[Start of Records]

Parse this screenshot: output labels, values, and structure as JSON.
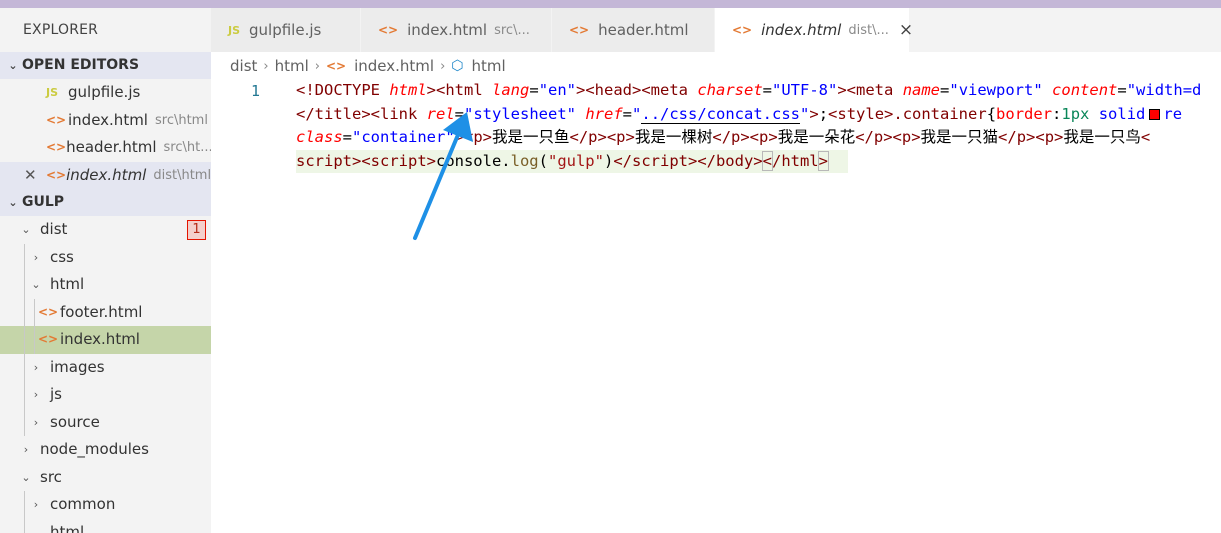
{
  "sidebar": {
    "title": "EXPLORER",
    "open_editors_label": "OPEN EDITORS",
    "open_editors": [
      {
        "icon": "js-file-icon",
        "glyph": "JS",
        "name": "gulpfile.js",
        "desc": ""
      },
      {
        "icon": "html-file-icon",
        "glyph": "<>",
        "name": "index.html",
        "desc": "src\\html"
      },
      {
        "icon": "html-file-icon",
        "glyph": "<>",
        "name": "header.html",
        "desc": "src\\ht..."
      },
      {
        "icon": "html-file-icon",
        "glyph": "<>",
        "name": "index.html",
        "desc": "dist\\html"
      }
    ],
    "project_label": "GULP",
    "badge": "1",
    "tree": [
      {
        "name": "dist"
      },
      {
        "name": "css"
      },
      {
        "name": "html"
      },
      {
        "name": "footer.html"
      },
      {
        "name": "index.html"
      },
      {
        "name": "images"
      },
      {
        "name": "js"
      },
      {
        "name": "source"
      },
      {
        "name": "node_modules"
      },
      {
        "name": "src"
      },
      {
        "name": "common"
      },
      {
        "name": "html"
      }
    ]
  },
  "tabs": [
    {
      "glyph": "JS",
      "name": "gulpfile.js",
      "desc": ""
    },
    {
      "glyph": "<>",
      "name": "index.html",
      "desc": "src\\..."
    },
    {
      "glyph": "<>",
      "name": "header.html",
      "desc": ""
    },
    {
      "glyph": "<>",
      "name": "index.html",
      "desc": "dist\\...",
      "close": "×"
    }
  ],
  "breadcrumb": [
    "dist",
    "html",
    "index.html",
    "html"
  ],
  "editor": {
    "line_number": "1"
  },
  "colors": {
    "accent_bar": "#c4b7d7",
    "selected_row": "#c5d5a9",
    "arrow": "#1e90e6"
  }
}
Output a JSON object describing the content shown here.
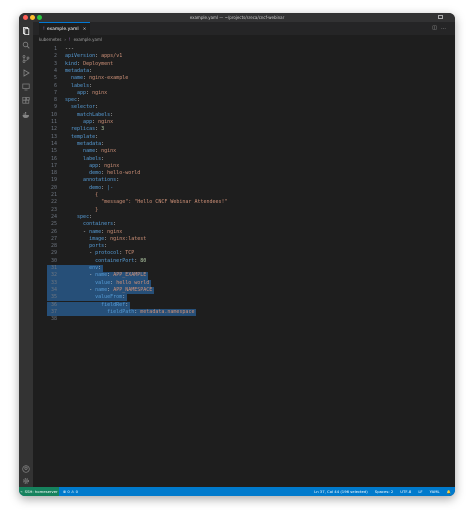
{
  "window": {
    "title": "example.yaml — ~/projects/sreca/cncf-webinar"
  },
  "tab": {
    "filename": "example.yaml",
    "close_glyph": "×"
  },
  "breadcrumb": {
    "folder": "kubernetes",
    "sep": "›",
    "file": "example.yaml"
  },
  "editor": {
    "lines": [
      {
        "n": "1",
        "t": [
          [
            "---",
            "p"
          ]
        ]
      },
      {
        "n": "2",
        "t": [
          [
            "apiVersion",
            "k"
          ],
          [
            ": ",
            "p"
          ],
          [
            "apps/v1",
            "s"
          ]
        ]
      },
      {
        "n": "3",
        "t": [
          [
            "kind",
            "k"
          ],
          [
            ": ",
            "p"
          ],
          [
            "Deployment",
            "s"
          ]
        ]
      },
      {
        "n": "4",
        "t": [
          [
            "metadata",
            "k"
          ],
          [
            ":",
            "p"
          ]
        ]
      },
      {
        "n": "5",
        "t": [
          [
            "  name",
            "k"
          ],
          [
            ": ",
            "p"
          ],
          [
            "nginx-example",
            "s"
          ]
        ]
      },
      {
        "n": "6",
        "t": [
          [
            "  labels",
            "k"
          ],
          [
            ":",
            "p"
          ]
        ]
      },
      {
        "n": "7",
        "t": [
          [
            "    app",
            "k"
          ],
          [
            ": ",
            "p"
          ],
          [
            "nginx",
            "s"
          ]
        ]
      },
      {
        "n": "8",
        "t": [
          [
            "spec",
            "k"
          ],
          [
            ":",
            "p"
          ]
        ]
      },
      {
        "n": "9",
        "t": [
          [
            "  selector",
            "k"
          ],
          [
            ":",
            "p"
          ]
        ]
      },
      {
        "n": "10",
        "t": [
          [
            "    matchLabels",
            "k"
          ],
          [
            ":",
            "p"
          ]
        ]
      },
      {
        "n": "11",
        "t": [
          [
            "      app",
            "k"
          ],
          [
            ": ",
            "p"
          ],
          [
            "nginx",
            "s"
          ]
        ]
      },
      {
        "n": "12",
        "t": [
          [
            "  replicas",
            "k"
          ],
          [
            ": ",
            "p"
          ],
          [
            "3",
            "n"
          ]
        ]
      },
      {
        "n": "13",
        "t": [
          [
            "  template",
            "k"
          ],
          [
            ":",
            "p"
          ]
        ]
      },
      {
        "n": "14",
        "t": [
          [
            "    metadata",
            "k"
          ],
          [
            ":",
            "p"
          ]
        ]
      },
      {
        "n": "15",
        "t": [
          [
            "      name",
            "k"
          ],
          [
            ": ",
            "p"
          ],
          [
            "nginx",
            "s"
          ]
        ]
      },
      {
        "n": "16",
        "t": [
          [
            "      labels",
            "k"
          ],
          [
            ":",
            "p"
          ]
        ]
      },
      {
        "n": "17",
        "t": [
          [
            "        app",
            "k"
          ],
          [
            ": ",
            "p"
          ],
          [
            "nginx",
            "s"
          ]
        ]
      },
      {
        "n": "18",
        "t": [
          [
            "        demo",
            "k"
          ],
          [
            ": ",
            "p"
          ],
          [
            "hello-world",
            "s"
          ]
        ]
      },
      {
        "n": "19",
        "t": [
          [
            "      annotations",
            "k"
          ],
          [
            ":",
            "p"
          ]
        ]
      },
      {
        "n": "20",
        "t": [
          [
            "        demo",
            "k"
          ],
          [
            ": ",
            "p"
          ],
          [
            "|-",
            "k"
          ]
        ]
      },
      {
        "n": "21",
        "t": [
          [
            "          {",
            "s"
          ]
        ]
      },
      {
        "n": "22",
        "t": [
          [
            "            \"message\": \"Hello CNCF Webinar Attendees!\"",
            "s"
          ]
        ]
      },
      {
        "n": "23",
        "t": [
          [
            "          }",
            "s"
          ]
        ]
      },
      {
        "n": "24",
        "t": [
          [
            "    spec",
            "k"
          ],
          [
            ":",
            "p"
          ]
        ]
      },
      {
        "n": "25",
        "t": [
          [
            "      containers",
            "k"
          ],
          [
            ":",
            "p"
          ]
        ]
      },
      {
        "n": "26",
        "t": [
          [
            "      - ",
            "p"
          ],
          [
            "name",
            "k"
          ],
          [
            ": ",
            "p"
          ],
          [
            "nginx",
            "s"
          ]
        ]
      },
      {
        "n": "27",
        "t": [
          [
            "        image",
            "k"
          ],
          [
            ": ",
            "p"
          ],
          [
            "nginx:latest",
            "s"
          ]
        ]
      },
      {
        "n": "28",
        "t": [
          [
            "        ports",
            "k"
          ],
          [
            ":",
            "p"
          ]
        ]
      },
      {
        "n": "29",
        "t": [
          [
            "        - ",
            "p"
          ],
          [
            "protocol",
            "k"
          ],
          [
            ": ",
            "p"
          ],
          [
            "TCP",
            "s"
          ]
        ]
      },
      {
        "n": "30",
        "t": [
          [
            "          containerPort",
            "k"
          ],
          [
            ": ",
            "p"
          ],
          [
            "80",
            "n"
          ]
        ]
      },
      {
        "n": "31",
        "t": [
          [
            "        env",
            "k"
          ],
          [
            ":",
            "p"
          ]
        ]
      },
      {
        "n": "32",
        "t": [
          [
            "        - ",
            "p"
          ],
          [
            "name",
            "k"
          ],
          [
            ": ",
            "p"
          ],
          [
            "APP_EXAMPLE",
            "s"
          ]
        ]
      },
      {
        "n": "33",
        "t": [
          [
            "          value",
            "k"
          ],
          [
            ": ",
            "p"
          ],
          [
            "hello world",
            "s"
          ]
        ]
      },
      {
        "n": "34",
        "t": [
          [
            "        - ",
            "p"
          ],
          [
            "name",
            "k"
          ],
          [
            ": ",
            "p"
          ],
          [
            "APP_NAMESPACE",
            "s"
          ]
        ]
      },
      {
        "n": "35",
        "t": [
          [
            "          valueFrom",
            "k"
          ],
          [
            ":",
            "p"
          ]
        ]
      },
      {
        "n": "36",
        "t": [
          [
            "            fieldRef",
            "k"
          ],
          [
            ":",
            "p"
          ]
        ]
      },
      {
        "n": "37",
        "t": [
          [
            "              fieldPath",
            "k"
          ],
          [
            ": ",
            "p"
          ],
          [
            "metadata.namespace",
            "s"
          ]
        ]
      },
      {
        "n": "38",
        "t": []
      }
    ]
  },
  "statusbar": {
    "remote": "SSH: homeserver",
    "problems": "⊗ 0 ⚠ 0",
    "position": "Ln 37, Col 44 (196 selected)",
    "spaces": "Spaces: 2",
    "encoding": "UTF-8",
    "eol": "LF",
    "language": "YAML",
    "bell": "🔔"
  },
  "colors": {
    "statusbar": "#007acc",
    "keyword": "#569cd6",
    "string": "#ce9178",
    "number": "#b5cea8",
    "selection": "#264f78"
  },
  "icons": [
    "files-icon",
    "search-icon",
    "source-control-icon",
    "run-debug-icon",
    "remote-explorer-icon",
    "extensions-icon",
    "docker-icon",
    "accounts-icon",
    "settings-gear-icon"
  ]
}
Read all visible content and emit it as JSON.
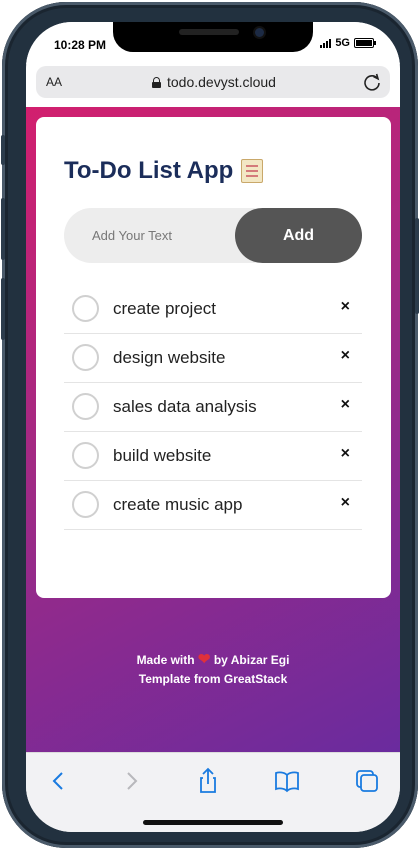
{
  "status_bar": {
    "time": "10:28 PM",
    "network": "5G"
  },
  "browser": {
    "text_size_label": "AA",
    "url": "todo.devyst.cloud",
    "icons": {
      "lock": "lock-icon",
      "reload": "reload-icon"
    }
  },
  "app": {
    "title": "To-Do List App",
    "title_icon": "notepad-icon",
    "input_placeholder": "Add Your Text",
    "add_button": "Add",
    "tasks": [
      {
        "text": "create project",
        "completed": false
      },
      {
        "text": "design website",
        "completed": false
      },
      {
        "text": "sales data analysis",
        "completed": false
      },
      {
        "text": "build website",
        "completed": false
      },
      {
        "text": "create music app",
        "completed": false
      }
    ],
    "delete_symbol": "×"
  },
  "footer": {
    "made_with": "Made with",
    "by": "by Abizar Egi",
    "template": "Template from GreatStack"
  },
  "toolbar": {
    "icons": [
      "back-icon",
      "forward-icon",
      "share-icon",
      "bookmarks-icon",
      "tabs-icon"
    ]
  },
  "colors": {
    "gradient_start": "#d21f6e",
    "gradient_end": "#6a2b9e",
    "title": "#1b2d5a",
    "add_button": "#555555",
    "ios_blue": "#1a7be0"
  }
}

[End of Records]

▸ Given instruction: The lines to repeat run from the line containing "Read all visible content and emit it as JSON." through the last line of the material above; give them exactly, without the pictures.

▸ Result of the task:
Read all visible content and emit it as JSON.
{
  "status_bar": {
    "time": "10:28 PM",
    "network": "5G"
  },
  "browser": {
    "text_size_label": "AA",
    "url": "todo.devyst.cloud",
    "icons": {
      "lock": "lock-icon",
      "reload": "reload-icon"
    }
  },
  "app": {
    "title": "To-Do List App",
    "title_icon": "notepad-icon",
    "input_placeholder": "Add Your Text",
    "add_button": "Add",
    "tasks": [
      {
        "text": "create project",
        "completed": false
      },
      {
        "text": "design website",
        "completed": false
      },
      {
        "text": "sales data analysis",
        "completed": false
      },
      {
        "text": "build website",
        "completed": false
      },
      {
        "text": "create music app",
        "completed": false
      }
    ],
    "delete_symbol": "×"
  },
  "footer": {
    "made_with": "Made with",
    "by": "by Abizar Egi",
    "template": "Template from GreatStack"
  },
  "toolbar": {
    "icons": [
      "back-icon",
      "forward-icon",
      "share-icon",
      "bookmarks-icon",
      "tabs-icon"
    ]
  },
  "colors": {
    "gradient_start": "#d21f6e",
    "gradient_end": "#6a2b9e",
    "title": "#1b2d5a",
    "add_button": "#555555",
    "ios_blue": "#1a7be0"
  }
}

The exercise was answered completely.